#### [Exercise brief]
Pick out all lines in the listing holding the string "文景之治" and copy them.

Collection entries
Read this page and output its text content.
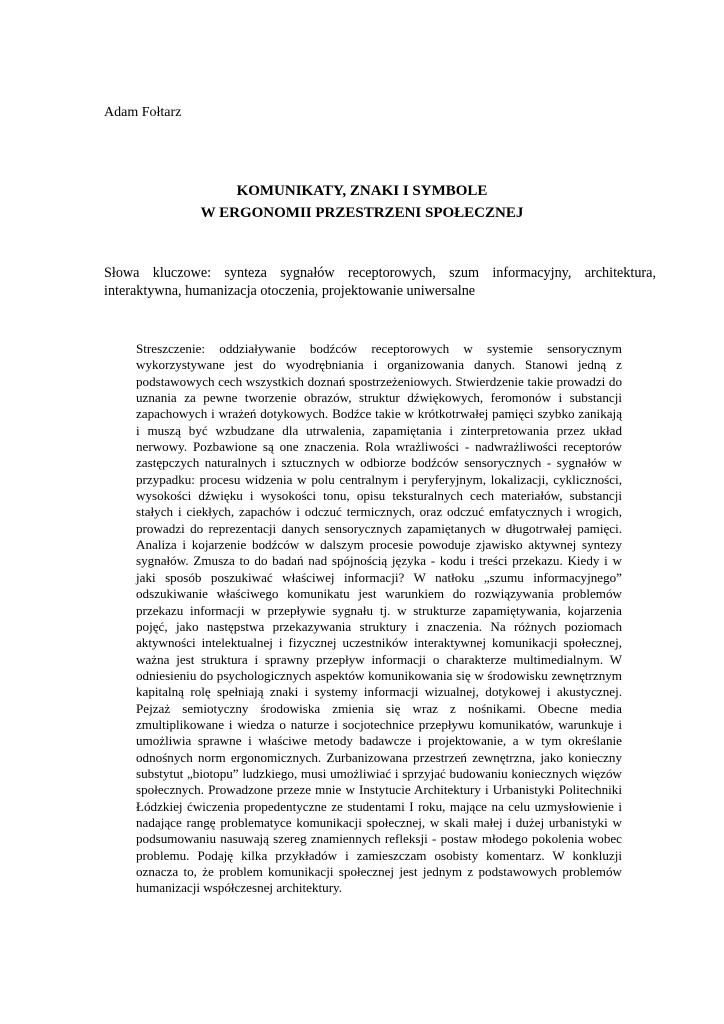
Adam Fołtarz
KOMUNIKATY, ZNAKI I SYMBOLE
W ERGONOMII PRZESTRZENI SPOŁECZNEJ
Słowa kluczowe: synteza sygnałów receptorowych, szum informacyjny, architektura, interaktywna, humanizacja otoczenia, projektowanie uniwersalne
Streszczenie: oddziaływanie bodźców receptorowych w systemie sensorycznym wykorzystywane jest do wyodrębniania i organizowania danych. Stanowi jedną z podstawowych cech wszystkich doznań spostrzeżeniowych. Stwierdzenie takie prowadzi do uznania za pewne tworzenie obrazów, struktur dźwiękowych, feromonów i substancji zapachowych i wrażeń dotykowych. Bodźce takie w krótkotrwałej pamięci szybko zanikają i muszą być wzbudzane dla utrwalenia, zapamiętania i zinterpretowania przez układ nerwowy. Pozbawione są one znaczenia. Rola wrażliwości - nadwrażliwości receptorów zastępczych naturalnych i sztucznych w odbiorze bodźców sensorycznych - sygnałów w przypadku: procesu widzenia w polu centralnym i peryferyjnym, lokalizacji, cykliczności, wysokości dźwięku i wysokości tonu, opisu teksturalnych cech materiałów, substancji stałych i ciekłych, zapachów i odczuć termicznych, oraz odczuć emfatycznych i wrogich, prowadzi do reprezentacji danych sensorycznych zapamiętanych w długotrwałej pamięci. Analiza i kojarzenie bodźców w dalszym procesie powoduje zjawisko aktywnej syntezy sygnałów. Zmusza to do badań nad spójnością języka - kodu i treści przekazu. Kiedy i w jaki sposób poszukiwać właściwej informacji? W natłoku „szumu informacyjnego” odszukiwanie właściwego komunikatu jest warunkiem do rozwiązywania problemów przekazu informacji w przepływie sygnału tj. w strukturze zapamiętywania, kojarzenia pojęć, jako następstwa przekazywania struktury i znaczenia. Na różnych poziomach aktywności intelektualnej i fizycznej uczestników interaktywnej komunikacji społecznej, ważna jest struktura i sprawny przepływ informacji o charakterze multimedialnym. W odniesieniu do psychologicznych aspektów komunikowania się w środowisku zewnętrznym kapitalną rolę spełniają znaki i systemy informacji wizualnej, dotykowej i akustycznej. Pejzaż semiotyczny środowiska zmienia się wraz z nośnikami. Obecne media zmultiplikowane i wiedza o naturze i socjotechnice przepływu komunikatów, warunkuje i umożliwia sprawne i właściwe metody badawcze i projektowanie, a w tym określanie odnośnych norm ergonomicznych. Zurbanizowana przestrzeń zewnętrzna, jako konieczny substytut „biotopu” ludzkiego, musi umożliwiać i sprzyjać budowaniu koniecznych więzów społecznych. Prowadzone przeze mnie w Instytucie Architektury i Urbanistyki Politechniki Łódzkiej ćwiczenia propedentyczne ze studentami I roku, mające na celu uzmysłowienie i nadające rangę problematyce komunikacji społecznej, w skali małej i dużej urbanistyki w podsumowaniu nasuwają szereg znamiennych refleksji - postaw młodego pokolenia wobec problemu. Podaję kilka przykładów i zamieszczam osobisty komentarz. W konkluzji oznacza to, że problem komunikacji społecznej jest jednym z podstawowych problemów humanizacji współczesnej architektury.
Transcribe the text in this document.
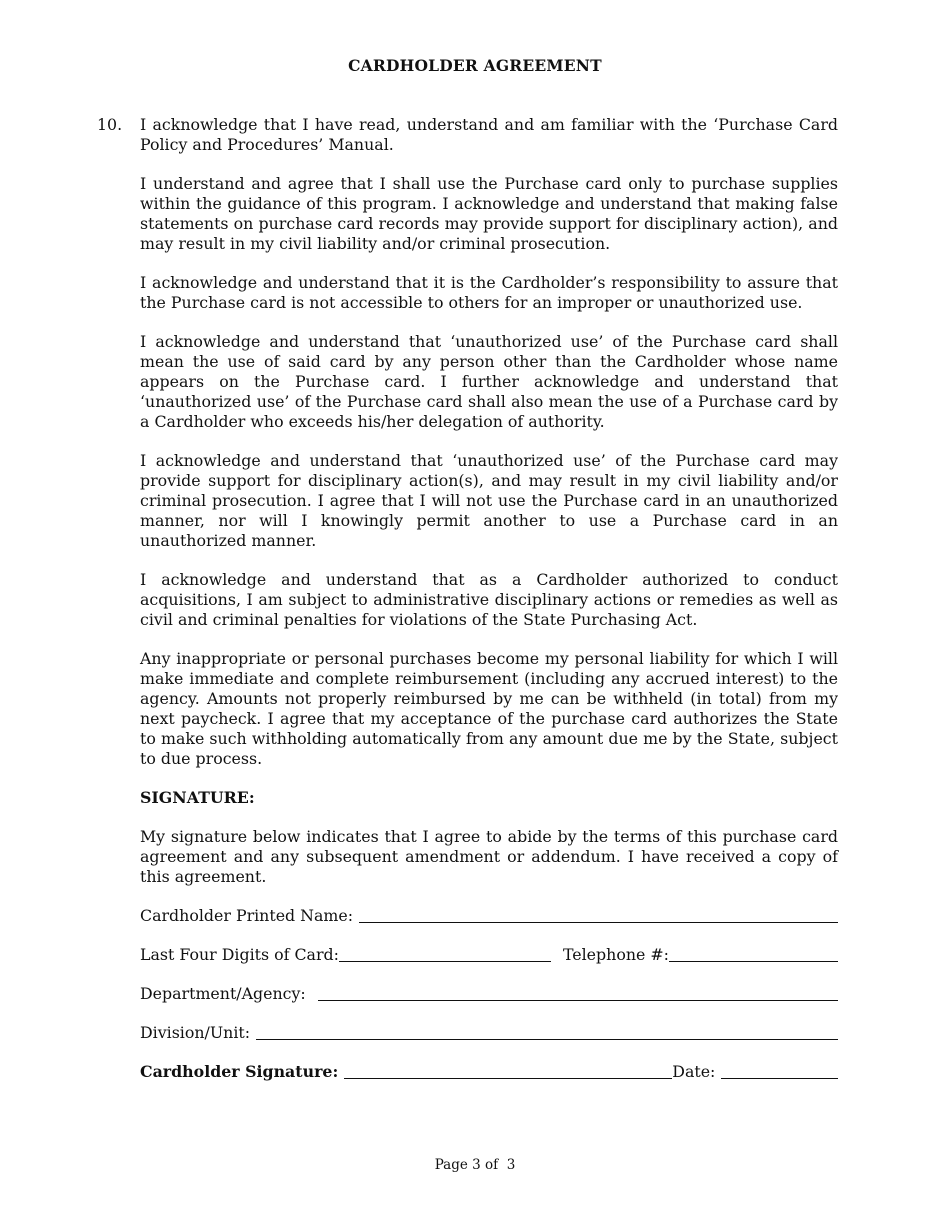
CARDHOLDER AGREEMENT
10. I acknowledge that I have read, understand and am familiar with the ‘Purchase Card Policy and Procedures’ Manual.

I understand and agree that I shall use the Purchase card only to purchase supplies within the guidance of this program. I acknowledge and understand that making false statements on purchase card records may provide support for disciplinary action), and may result in my civil liability and/or criminal prosecution.

I acknowledge and understand that it is the Cardholder’s responsibility to assure that the Purchase card is not accessible to others for an improper or unauthorized use.

I acknowledge and understand that ‘unauthorized use’ of the Purchase card shall mean the use of said card by any person other than the Cardholder whose name appears on the Purchase card. I further acknowledge and understand that ‘unauthorized use’ of the Purchase card shall also mean the use of a Purchase card by a Cardholder who exceeds his/her delegation of authority.

I acknowledge and understand that ‘unauthorized use’ of the Purchase card may provide support for disciplinary action(s), and may result in my civil liability and/or criminal prosecution. I agree that I will not use the Purchase card in an unauthorized manner, nor will I knowingly permit another to use a Purchase card in an unauthorized manner.

I acknowledge and understand that as a Cardholder authorized to conduct acquisitions, I am subject to administrative disciplinary actions or remedies as well as civil and criminal penalties for violations of the State Purchasing Act.

Any inappropriate or personal purchases become my personal liability for which I will make immediate and complete reimbursement (including any accrued interest) to the agency. Amounts not properly reimbursed by me can be withheld (in total) from my next paycheck. I agree that my acceptance of the purchase card authorizes the State to make such withholding automatically from any amount due me by the State, subject to due process.

SIGNATURE:

My signature below indicates that I agree to abide by the terms of this purchase card agreement and any subsequent amendment or addendum. I have received a copy of this agreement.

Cardholder Printed Name:
Last Four Digits of Card:	Telephone #:
Department/Agency:
Division/Unit:
Cardholder Signature:	Date:
Page 3 of  3
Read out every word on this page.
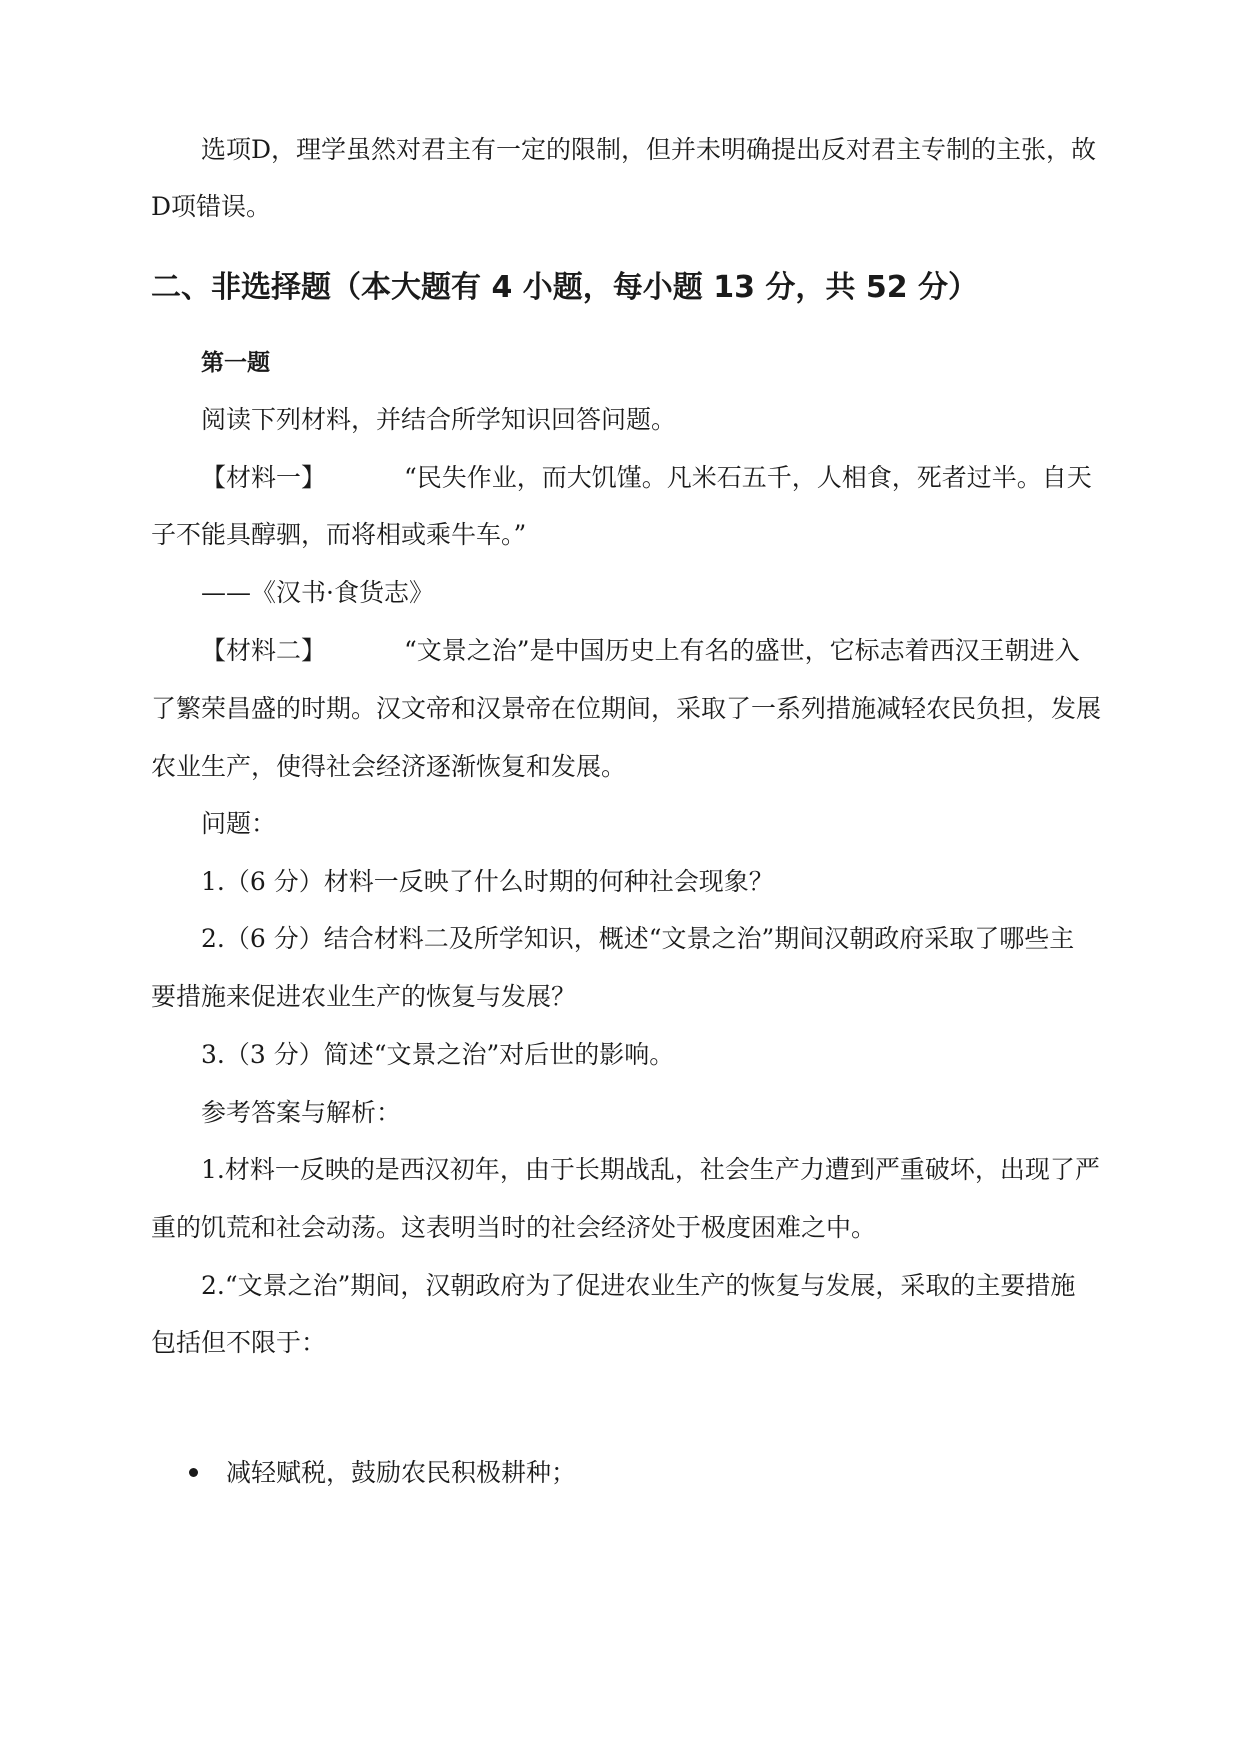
选项D，理学虽然对君主有一定的限制，但并未明确提出反对君主专制的主张，故
D项错误。
二、非选择题（本大题有 4 小题，每小题 13 分，共 52 分）
第一题
阅读下列材料，并结合所学知识回答问题。
【材料一】	“民失作业，而大饥馑。凡米石五千，人相食，死者过半。自天
子不能具醇驷，而将相或乘牛车。”
——《汉书·食货志》
【材料二】	“文景之治”是中国历史上有名的盛世，它标志着西汉王朝进入
了繁荣昌盛的时期。汉文帝和汉景帝在位期间，采取了一系列措施减轻农民负担，发展
农业生产，使得社会经济逐渐恢复和发展。
问题：
1.（6 分）材料一反映了什么时期的何种社会现象？
2.（6 分）结合材料二及所学知识，概述“文景之治”期间汉朝政府采取了哪些主
要措施来促进农业生产的恢复与发展？
3.（3 分）简述“文景之治”对后世的影响。
参考答案与解析：
1.材料一反映的是西汉初年，由于长期战乱，社会生产力遭到严重破坏，出现了严
重的饥荒和社会动荡。这表明当时的社会经济处于极度困难之中。
2.“文景之治”期间，汉朝政府为了促进农业生产的恢复与发展，采取的主要措施
包括但不限于：
减轻赋税，鼓励农民积极耕种；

#### [Solution to this task]
【材料二】	“文景之治”是中国历史上有名的盛世，它标志着西汉王朝进入
2.（6 分）结合材料二及所学知识，概述“文景之治”期间汉朝政府采取了哪些主
3.（3 分）简述“文景之治”对后世的影响。
2.“文景之治”期间，汉朝政府为了促进农业生产的恢复与发展，采取的主要措施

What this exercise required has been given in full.